- **Written request**
Each line that holds the string "yahoo" counts once; say how many such lines there are and add nothing.

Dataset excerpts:

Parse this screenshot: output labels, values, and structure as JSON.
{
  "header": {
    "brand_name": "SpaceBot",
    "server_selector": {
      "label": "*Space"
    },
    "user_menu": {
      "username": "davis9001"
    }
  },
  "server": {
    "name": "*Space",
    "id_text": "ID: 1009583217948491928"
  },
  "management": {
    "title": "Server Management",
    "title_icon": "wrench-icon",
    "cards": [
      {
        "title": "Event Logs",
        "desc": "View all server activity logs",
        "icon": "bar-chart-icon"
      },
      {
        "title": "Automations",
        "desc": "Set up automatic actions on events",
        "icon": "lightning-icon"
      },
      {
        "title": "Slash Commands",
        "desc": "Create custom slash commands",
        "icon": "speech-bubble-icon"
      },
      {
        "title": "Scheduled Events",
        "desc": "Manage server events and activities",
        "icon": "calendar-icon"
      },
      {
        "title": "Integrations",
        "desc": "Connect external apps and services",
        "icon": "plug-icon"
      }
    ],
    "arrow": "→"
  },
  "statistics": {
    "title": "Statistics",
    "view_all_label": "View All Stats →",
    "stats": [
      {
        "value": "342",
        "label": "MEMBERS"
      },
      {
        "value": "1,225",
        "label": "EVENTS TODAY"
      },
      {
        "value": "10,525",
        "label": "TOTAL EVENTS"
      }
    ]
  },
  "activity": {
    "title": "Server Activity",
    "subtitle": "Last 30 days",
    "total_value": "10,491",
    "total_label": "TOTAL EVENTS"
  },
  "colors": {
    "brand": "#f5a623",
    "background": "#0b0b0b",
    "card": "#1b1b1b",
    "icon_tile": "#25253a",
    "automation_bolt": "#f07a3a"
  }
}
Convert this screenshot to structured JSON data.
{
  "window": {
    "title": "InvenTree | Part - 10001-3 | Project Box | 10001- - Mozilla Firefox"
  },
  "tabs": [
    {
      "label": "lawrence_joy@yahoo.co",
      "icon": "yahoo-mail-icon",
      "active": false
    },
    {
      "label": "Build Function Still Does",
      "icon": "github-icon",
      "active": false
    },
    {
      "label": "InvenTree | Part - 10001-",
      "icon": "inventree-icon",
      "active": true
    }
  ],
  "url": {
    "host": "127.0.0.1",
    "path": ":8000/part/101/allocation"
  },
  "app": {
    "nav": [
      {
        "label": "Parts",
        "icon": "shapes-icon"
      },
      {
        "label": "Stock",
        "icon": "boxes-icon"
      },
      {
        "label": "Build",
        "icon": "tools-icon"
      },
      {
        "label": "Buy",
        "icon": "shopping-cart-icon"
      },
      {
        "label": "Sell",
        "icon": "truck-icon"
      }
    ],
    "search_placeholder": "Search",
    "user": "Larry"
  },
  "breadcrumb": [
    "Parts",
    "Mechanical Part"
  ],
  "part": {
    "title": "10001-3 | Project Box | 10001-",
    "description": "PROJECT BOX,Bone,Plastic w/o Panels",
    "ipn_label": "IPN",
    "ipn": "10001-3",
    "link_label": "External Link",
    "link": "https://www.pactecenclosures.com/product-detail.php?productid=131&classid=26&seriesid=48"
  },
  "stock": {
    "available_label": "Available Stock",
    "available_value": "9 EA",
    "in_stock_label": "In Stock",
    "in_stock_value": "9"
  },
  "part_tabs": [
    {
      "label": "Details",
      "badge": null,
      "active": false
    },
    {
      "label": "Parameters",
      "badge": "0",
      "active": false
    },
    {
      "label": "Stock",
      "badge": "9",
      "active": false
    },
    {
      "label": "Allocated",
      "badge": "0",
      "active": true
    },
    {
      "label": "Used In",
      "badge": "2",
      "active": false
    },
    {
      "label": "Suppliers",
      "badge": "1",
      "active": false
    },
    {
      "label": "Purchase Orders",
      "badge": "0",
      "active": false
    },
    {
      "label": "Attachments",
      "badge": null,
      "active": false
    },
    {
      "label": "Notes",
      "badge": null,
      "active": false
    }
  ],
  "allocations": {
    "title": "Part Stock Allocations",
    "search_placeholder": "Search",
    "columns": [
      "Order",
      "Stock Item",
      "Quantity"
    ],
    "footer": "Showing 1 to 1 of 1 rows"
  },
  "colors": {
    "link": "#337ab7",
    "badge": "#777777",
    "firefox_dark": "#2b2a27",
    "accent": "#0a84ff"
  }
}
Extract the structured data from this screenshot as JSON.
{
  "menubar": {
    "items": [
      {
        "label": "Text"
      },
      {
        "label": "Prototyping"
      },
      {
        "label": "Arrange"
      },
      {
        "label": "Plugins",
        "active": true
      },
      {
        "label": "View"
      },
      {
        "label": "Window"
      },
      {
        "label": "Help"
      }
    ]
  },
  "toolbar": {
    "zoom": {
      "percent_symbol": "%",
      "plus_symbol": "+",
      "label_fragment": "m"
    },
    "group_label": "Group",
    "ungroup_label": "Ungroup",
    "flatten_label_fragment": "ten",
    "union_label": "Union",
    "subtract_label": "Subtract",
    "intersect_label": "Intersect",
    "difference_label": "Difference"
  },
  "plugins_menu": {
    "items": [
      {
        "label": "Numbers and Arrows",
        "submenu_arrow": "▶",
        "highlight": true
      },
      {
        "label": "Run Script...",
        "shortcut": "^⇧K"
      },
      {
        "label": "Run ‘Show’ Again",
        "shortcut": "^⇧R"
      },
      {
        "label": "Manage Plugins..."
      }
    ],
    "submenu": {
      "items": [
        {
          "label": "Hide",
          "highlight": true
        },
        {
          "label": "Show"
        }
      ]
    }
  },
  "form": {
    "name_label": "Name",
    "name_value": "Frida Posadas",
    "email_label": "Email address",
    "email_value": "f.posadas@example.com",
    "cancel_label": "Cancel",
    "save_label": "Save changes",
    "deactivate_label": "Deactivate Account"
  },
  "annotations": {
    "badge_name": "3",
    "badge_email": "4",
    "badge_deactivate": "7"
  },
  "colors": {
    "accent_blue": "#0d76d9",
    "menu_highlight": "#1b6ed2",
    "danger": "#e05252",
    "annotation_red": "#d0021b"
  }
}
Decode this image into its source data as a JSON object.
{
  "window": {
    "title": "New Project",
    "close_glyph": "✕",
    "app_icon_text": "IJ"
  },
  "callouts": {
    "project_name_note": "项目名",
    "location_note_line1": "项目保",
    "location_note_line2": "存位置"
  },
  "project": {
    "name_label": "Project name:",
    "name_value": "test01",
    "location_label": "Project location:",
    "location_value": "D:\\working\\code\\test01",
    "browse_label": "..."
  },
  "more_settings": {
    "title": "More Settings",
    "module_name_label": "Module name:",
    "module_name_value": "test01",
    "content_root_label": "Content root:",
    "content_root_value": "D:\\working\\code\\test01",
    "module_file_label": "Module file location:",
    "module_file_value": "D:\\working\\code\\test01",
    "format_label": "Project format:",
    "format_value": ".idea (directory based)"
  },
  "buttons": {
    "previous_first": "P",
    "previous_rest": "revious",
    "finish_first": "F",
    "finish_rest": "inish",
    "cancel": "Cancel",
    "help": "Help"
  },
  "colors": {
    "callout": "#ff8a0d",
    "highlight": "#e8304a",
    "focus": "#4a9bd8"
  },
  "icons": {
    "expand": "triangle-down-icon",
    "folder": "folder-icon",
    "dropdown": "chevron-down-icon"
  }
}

- **Reply to the task**
2